• [Task directions]:
Count up the lines in the following listing that hold the word "replies", then give only that count.

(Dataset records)
☆ ☆ ☆ ☆ ☆ ☆ ☆
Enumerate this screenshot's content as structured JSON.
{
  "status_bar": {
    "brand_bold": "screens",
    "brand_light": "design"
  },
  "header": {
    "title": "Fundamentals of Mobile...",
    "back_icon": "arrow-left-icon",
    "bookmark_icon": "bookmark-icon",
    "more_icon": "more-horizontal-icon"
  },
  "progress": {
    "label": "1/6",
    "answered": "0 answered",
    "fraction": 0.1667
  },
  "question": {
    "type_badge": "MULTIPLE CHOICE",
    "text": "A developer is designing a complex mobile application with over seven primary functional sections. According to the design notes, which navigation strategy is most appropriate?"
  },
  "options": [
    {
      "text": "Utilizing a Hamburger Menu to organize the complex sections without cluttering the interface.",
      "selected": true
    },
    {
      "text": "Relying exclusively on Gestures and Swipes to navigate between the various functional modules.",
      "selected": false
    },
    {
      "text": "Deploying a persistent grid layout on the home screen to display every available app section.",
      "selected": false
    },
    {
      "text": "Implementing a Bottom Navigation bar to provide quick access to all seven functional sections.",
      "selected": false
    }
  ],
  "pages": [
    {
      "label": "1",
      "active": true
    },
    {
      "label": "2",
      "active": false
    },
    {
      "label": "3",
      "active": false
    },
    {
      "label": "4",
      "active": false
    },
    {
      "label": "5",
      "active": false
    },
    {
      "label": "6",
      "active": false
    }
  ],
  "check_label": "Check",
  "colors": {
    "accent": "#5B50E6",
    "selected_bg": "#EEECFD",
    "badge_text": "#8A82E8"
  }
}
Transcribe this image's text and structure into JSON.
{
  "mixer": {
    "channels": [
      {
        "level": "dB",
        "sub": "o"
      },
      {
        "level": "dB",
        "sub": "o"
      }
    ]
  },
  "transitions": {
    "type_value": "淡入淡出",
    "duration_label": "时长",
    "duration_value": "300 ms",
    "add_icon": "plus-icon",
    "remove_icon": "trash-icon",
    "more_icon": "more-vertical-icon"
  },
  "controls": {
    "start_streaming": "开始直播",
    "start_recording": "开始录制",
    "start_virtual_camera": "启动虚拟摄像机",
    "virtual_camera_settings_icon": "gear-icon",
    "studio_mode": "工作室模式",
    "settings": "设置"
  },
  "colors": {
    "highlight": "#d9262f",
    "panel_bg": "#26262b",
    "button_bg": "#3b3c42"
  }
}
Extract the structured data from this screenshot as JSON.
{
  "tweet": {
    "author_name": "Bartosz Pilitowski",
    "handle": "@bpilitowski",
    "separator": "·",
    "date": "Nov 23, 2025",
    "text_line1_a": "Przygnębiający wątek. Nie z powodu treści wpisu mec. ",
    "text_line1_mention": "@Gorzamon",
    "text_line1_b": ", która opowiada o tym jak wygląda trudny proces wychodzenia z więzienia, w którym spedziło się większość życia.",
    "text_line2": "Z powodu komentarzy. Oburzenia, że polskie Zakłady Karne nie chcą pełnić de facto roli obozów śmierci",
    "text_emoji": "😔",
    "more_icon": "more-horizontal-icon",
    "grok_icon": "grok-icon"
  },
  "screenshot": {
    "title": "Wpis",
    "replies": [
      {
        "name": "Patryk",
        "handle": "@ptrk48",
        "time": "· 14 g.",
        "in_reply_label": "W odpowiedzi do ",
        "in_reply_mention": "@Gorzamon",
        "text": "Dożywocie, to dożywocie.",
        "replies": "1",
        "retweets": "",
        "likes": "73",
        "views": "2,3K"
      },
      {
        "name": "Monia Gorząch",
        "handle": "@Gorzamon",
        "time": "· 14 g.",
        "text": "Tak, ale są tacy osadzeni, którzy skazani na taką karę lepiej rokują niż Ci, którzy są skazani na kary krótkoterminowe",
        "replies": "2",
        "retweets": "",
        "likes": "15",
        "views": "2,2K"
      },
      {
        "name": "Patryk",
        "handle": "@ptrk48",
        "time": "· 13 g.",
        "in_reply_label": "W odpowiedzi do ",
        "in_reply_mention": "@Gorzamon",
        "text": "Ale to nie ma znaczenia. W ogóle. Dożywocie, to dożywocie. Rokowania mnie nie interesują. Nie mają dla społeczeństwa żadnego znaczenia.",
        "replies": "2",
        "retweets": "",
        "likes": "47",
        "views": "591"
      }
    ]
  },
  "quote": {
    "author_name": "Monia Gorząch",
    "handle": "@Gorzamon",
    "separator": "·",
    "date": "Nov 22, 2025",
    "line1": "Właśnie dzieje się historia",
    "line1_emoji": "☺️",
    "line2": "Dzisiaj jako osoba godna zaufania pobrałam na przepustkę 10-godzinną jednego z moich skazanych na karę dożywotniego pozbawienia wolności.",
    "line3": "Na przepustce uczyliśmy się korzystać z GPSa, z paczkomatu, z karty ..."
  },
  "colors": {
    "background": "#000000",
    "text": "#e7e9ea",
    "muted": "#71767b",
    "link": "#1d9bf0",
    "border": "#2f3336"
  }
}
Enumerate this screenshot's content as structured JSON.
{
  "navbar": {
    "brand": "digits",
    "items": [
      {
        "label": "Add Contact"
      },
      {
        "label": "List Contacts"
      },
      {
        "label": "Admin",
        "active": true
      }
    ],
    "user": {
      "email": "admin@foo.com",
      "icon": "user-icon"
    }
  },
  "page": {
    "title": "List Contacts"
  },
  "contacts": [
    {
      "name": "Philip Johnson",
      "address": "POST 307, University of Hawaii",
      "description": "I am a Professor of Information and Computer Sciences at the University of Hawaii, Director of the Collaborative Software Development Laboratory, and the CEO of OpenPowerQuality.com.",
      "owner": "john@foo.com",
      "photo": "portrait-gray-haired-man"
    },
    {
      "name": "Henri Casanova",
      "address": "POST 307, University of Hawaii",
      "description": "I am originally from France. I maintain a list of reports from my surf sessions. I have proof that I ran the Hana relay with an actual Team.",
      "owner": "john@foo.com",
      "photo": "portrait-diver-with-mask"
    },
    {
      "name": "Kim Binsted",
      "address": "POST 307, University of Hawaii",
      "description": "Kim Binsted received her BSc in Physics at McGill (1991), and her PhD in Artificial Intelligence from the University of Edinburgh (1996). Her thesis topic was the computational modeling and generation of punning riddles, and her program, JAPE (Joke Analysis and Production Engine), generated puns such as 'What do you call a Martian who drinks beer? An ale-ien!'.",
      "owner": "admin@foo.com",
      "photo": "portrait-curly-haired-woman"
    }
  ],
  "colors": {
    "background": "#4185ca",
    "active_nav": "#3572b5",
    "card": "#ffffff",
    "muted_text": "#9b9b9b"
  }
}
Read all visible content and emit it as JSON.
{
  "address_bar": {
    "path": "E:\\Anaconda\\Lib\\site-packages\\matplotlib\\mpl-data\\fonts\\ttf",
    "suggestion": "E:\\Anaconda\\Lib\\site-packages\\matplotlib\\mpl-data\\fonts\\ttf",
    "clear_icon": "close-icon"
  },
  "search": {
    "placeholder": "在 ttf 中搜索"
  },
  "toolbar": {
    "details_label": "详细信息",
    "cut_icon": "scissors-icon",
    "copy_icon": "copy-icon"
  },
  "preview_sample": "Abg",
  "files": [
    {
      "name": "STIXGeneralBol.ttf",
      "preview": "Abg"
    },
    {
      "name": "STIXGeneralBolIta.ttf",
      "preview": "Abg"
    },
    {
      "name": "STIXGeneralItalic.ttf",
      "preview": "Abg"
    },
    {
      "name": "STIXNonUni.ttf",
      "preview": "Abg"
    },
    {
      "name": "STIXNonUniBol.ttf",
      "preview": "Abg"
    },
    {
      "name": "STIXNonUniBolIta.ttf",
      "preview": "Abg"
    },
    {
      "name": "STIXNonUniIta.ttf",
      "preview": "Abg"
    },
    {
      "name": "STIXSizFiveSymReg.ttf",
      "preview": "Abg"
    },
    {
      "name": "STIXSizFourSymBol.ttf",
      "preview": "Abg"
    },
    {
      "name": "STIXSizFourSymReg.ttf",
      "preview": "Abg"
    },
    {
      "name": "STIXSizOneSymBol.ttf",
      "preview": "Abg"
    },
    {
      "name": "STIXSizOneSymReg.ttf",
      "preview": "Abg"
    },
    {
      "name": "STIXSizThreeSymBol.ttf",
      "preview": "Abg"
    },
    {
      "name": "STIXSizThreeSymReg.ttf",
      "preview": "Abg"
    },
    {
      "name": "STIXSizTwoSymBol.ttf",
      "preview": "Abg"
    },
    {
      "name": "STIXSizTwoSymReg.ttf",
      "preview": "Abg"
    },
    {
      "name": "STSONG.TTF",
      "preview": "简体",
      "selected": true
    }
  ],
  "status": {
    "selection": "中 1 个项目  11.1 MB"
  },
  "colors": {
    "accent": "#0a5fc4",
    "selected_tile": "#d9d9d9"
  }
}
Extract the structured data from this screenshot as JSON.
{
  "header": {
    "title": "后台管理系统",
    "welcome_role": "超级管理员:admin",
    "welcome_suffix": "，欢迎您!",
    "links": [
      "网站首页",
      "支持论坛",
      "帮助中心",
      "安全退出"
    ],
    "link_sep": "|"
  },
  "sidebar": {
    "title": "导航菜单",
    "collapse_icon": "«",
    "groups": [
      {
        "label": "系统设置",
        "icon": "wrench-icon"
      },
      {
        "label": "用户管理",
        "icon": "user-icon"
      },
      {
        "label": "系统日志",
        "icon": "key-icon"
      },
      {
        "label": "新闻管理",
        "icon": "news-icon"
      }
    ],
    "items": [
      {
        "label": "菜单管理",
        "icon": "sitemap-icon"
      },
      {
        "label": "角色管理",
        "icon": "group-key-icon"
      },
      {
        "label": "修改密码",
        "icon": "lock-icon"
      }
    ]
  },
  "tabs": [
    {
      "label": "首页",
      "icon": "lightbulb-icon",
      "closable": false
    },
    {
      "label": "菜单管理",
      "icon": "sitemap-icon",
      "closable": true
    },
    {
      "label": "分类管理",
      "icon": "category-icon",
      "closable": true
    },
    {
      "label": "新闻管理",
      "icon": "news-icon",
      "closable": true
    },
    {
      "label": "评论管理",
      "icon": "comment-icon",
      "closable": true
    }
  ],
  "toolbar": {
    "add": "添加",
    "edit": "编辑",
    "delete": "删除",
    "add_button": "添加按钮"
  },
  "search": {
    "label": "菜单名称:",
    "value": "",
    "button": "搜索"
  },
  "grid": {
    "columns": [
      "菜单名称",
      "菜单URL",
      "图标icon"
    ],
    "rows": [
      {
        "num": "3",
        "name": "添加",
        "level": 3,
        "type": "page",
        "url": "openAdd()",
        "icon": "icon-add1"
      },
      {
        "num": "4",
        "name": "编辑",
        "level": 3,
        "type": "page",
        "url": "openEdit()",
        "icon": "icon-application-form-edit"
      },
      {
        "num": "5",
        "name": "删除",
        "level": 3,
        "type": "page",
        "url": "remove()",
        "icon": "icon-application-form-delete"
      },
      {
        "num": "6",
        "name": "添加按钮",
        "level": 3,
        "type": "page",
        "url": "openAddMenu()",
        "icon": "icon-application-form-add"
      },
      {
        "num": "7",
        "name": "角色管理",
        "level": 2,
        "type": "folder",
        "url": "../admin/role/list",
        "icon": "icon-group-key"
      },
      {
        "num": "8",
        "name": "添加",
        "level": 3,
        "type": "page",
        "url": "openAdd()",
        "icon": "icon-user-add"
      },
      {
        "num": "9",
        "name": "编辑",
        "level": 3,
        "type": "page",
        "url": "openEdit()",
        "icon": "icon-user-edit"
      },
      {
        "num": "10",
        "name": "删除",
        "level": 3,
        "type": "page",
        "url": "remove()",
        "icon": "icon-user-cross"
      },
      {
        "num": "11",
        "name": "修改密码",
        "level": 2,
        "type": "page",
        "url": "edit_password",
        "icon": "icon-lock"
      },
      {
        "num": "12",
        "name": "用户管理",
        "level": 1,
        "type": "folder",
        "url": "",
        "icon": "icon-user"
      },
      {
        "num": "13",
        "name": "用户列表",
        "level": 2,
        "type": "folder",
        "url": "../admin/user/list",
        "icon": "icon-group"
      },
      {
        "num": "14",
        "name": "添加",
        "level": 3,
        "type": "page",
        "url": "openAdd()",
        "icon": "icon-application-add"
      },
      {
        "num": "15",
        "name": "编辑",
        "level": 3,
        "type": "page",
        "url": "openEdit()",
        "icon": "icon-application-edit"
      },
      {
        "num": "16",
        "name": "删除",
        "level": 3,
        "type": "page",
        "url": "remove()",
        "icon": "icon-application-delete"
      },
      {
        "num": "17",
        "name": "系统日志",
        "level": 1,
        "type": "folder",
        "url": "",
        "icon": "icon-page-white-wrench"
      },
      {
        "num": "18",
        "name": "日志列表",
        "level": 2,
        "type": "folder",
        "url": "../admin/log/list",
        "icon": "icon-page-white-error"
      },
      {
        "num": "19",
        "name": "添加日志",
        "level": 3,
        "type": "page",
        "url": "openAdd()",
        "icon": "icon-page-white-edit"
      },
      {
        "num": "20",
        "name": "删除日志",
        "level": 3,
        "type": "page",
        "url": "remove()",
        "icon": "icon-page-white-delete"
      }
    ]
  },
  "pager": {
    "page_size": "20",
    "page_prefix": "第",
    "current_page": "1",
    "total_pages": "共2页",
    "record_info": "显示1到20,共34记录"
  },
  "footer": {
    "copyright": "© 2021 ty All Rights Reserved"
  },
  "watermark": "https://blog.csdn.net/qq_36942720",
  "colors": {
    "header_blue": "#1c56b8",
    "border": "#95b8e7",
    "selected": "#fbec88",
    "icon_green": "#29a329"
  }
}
☆ ☆ ☆ ☆ ☆ ☆ ☆
• [Solution for this problem]:
4